» **任务要求**
a - 根据所给摘录，肝窦内皮细胞在肝脏内的非实质细胞中所占比例如何？
b - 请改写所给摘录中从“肝脏是身体内以代谢功能为主的”起到“官,又是新陈代谢的重要器官。”为止（含这两处）的部分，并把其中的“红棕色”换成“暗红色”。

» **所给摘录**
------------------------

小鼠肝窦内皮细胞分离自肝脏组织,是用混合酶灌流消化、反复低速离心、密度梯度离心法,并通过内皮细胞专用培养基培养筛选制备而来。

肝脏是身体内以代谢功能为主的一个器官,并在身体里面起着去氧化、储存肝糖、分泌性蛋白质的合成等作用;肝脏也制造消化系统中之胆汁。肝脏是机体内脏里最大的器官,位于机体中的腹部位置,在右侧横隔膜之下,位于胆囊之前端且于右边肾脏的前方,胃的上方。肝脏是机体消化系统中最大的消化腺,为一红棕色的V字形器官。肝脏是尿素合成的主要器官,又是新陈代谢的重要器官。

肝脏在机体位置和形态结构:肝脏位于右上腹,隐藏在右侧膈下和肋骨深面,大部分肝为肋弓所复盖,仅在腹上区、右肋弓间露出并直接接触腹前壁,肝上面则与膈及腹前壁相接。肝窦内皮细胞(SEC)是肝脏内所占比例最高的非实质细胞,位于肝窦腔与肝细胞之间,具有物质转运、吞噬、抗原提呈、免疫耐受等功能。SEC由于拥有一般细胞所没有的窗孔结构、细胞间连结松散、内皮下缺少基底膜而使其具有高度通透性,从而达到快速交换各种大小分子的目的。

肝在遭到多种病原侵袭时,肝窦内皮细胞窗孔逐渐减少或消失,内皮下基膜形成,产生类似于连续型毛细血管的结构,这一过程称为肝窦毛细血管化。它由多种因素引起,其过程极复杂,在多种肝病的发病前期阶段均有出现,近年来受到广泛关注。

二、应用

用于DLL4高表达促进肝窦内皮细胞毛细血管化及肝纤维化进展研究:

探讨DLL4在肝窦内皮细胞毛细血管化中的作用,及其在肝纤维化发生、进展中的角色。进一步揭示肝纤维化的发病机制,为肝纤维化的治疗提供新思路。

方法:应用免疫组织化学及免疫荧光技术判断HBV所致人肝硬化组织及CCl4诱导的小鼠肝纤维化组织DLL4的表达及分布。利用免疫组织化学技术动态观察CCl4诱导的肝纤维化小鼠肝窦内皮细胞毛细血管化的标志分子CD31、v WF的表达,应用扫描电镜动态观察肝窦内皮细胞窗孔的变化,透射电镜动态观察肝窦内皮下细胞基底膜的形成。RT-PCR和Western blot检测肝窦内皮细胞DLL4的表达,Notch信号通路的激活情况及细胞基底膜组份Ⅰ、Ⅲ、Ⅳ型胶原蛋白,层黏连蛋白,纤黏连蛋白的表达。

------------------------

» **所列各行**
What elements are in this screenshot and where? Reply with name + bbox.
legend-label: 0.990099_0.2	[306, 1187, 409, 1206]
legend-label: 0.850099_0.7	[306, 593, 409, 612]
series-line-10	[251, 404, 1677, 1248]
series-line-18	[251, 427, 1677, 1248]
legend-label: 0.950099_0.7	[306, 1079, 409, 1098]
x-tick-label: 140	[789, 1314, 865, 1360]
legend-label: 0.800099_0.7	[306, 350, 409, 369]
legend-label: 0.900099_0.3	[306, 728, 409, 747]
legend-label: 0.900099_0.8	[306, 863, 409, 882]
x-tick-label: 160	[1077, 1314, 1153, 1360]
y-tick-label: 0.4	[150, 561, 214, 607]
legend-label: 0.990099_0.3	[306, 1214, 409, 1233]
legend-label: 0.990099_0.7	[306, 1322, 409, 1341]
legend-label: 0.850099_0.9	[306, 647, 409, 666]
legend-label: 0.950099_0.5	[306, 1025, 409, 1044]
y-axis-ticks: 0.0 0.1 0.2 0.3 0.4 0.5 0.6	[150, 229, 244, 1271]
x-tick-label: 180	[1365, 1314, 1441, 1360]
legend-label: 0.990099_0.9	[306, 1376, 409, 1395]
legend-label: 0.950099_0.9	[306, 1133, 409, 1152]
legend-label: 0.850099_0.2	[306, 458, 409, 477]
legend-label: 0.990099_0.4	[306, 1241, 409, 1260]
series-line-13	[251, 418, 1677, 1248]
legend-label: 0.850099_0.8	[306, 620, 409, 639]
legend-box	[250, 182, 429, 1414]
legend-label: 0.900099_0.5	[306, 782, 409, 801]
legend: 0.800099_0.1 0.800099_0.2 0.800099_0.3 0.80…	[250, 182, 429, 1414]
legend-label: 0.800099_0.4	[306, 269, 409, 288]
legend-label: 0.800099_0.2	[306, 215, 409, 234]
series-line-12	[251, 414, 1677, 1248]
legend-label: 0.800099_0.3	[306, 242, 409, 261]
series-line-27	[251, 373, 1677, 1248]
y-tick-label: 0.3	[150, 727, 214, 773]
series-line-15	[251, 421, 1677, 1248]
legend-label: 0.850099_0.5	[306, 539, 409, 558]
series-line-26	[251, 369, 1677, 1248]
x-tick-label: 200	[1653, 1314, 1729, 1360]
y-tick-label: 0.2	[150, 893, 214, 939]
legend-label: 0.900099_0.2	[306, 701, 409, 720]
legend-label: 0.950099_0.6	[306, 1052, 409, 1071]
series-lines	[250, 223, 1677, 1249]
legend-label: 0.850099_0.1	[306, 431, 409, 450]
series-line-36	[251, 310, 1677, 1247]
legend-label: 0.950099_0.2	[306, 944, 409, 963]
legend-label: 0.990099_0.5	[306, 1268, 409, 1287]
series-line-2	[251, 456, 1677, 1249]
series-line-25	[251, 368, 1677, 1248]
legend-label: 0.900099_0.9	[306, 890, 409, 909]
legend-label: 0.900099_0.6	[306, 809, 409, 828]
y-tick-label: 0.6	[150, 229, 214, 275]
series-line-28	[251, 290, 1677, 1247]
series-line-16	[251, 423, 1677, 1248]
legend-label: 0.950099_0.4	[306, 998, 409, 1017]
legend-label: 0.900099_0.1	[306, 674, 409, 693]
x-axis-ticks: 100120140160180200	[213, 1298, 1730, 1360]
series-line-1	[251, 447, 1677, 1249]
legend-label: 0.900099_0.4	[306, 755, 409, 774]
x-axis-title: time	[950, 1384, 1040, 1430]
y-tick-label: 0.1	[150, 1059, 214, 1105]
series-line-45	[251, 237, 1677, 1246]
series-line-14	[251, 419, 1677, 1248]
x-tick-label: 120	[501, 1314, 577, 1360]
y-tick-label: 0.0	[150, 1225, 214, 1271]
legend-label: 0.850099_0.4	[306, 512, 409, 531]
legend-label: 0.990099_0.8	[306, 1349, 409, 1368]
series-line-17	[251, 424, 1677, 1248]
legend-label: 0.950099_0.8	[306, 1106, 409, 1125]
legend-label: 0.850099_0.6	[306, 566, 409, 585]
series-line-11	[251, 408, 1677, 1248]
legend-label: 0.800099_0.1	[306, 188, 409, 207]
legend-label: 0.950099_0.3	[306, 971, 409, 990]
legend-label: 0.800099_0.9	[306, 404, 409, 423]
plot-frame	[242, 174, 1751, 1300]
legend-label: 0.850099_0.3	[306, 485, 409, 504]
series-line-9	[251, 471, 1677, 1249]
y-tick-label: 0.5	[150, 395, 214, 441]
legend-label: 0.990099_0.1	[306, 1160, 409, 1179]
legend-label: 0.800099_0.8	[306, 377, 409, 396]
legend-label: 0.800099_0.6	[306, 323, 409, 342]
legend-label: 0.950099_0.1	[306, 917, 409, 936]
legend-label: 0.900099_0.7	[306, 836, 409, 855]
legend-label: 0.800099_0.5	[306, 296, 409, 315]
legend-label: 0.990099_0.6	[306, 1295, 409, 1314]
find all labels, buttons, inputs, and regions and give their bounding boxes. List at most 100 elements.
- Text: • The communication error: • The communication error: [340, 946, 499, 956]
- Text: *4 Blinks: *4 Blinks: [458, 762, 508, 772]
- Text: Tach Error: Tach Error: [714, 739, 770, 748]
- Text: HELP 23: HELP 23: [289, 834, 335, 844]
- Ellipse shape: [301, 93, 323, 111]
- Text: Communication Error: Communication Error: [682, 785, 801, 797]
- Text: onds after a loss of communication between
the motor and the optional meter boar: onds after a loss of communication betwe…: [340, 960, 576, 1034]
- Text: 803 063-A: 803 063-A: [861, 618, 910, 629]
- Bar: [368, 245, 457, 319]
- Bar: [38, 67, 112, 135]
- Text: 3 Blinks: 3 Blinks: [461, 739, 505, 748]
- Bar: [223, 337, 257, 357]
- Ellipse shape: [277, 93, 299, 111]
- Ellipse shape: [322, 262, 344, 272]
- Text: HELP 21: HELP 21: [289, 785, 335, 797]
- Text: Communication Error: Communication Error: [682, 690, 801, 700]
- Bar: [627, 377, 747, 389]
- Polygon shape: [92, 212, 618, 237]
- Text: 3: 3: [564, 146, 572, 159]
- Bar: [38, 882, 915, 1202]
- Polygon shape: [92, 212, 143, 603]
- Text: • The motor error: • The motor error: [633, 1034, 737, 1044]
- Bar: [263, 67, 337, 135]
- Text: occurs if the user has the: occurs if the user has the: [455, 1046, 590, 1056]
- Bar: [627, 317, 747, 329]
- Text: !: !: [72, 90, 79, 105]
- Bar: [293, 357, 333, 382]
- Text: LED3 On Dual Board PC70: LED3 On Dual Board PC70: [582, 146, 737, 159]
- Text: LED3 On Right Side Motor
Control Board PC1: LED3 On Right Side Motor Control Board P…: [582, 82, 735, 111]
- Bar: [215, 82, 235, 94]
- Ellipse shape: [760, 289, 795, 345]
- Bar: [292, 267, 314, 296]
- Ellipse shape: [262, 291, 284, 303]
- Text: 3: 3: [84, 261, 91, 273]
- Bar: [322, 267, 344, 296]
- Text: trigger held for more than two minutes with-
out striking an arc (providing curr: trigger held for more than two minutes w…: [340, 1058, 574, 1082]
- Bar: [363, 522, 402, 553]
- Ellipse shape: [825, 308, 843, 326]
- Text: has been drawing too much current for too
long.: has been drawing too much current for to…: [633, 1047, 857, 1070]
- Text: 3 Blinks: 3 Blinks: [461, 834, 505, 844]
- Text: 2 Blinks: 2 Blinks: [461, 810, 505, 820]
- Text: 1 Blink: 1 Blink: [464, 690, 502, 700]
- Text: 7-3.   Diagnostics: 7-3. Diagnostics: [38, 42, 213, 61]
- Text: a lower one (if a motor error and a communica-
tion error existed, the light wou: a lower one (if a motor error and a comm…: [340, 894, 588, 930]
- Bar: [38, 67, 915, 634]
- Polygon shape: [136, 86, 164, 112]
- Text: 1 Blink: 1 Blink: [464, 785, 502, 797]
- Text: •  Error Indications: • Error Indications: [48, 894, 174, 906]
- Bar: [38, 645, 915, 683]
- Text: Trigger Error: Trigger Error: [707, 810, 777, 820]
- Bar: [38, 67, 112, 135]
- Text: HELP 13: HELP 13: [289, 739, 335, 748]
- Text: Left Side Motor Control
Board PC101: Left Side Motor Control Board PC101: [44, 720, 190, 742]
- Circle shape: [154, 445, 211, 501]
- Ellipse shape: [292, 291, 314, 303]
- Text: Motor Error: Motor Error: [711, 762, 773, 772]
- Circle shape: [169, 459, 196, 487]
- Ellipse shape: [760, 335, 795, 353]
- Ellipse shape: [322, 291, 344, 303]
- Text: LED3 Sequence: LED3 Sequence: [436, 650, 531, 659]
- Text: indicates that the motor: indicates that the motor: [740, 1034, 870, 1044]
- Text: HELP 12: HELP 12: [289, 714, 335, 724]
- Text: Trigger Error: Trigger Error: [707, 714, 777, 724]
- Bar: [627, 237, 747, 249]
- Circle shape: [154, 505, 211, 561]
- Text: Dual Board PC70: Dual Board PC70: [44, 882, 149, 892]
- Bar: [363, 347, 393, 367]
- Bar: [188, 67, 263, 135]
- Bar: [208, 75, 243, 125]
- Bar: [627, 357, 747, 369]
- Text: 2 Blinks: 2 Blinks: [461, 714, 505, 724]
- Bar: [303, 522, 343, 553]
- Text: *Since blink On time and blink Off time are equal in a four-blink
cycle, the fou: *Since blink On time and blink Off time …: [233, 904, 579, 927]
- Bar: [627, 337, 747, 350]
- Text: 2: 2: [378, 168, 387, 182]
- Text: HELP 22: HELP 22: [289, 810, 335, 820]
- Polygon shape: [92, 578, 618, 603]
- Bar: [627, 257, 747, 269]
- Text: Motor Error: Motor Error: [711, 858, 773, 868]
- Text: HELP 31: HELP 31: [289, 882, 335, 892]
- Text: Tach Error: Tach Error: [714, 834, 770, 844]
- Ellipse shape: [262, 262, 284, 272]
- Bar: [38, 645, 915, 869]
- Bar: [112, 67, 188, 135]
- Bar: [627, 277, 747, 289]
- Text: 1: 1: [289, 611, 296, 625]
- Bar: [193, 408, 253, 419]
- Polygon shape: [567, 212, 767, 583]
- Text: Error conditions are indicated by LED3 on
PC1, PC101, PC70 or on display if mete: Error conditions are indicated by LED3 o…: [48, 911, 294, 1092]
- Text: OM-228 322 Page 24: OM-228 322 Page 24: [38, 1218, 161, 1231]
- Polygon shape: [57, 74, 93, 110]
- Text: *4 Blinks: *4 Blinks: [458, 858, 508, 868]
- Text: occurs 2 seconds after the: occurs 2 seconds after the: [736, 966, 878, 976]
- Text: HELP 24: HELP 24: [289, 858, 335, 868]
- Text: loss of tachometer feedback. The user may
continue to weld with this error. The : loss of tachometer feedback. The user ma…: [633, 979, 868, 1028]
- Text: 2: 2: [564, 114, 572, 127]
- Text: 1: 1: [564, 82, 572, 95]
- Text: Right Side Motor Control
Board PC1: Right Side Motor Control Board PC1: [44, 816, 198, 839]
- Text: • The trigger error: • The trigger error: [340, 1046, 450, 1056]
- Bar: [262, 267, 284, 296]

------------------------

» **你的回答**
a - 肝窦内皮细胞是肝脏内所占比例最高的非实质细胞。

b -
肝脏是身体内以代谢功能为主的一个器官,并在身体里面起着去氧化、储存肝糖、分泌性蛋白质的合成等作用;肝脏也制造消化系统中之胆汁。肝脏是机体内脏里最大的器官,位于机体中的腹部位置,在右侧横隔膜之下,位于胆囊之前端且于右边肾脏的前方,胃的上方。肝脏是机体消化系统中最大的消化腺,为一暗红色的V字形器官。肝脏是尿素合成的主要器官,又是新陈代谢的重要器官。